Stored items
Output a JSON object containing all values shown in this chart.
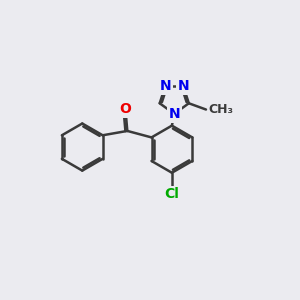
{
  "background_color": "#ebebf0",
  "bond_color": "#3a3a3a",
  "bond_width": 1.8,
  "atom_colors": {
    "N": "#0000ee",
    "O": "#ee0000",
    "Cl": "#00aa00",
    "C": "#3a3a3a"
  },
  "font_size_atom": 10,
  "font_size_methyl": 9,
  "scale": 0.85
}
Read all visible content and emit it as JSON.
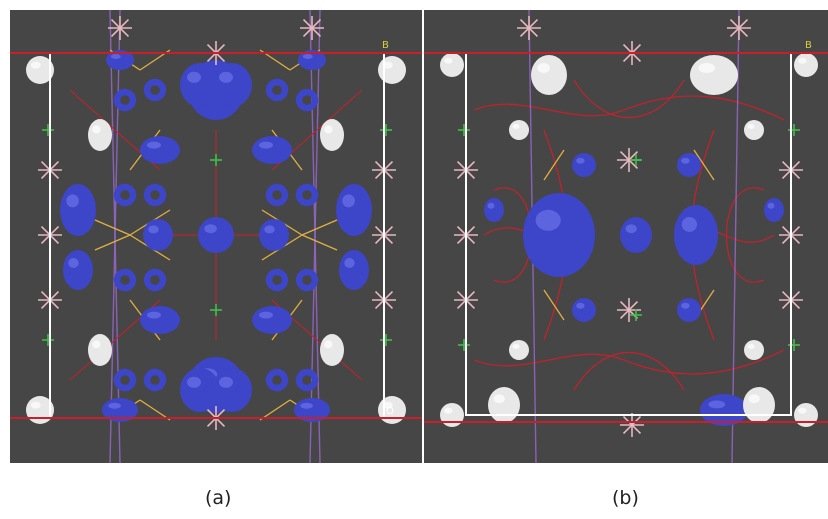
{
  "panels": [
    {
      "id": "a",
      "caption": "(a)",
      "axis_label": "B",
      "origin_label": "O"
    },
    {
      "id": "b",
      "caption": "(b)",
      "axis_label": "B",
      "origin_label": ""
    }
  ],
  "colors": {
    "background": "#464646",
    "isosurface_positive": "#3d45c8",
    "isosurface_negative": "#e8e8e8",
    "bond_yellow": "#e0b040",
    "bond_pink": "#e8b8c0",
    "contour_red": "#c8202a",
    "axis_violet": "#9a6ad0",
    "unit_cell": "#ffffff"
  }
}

▸ **STATED PROBLEM**:
Extract exactly the lines from the one containing "Read all visible content and emit it as JSON." through the last line of the records above, both included, and leave out the pictures.

▸ **SOLUTION FOR THIS EXERCISE**:
Read all visible content and emit it as JSON.
{
  "panels": [
    {
      "id": "a",
      "caption": "(a)",
      "axis_label": "B",
      "origin_label": "O"
    },
    {
      "id": "b",
      "caption": "(b)",
      "axis_label": "B",
      "origin_label": ""
    }
  ],
  "colors": {
    "background": "#464646",
    "isosurface_positive": "#3d45c8",
    "isosurface_negative": "#e8e8e8",
    "bond_yellow": "#e0b040",
    "bond_pink": "#e8b8c0",
    "contour_red": "#c8202a",
    "axis_violet": "#9a6ad0",
    "unit_cell": "#ffffff"
  }
}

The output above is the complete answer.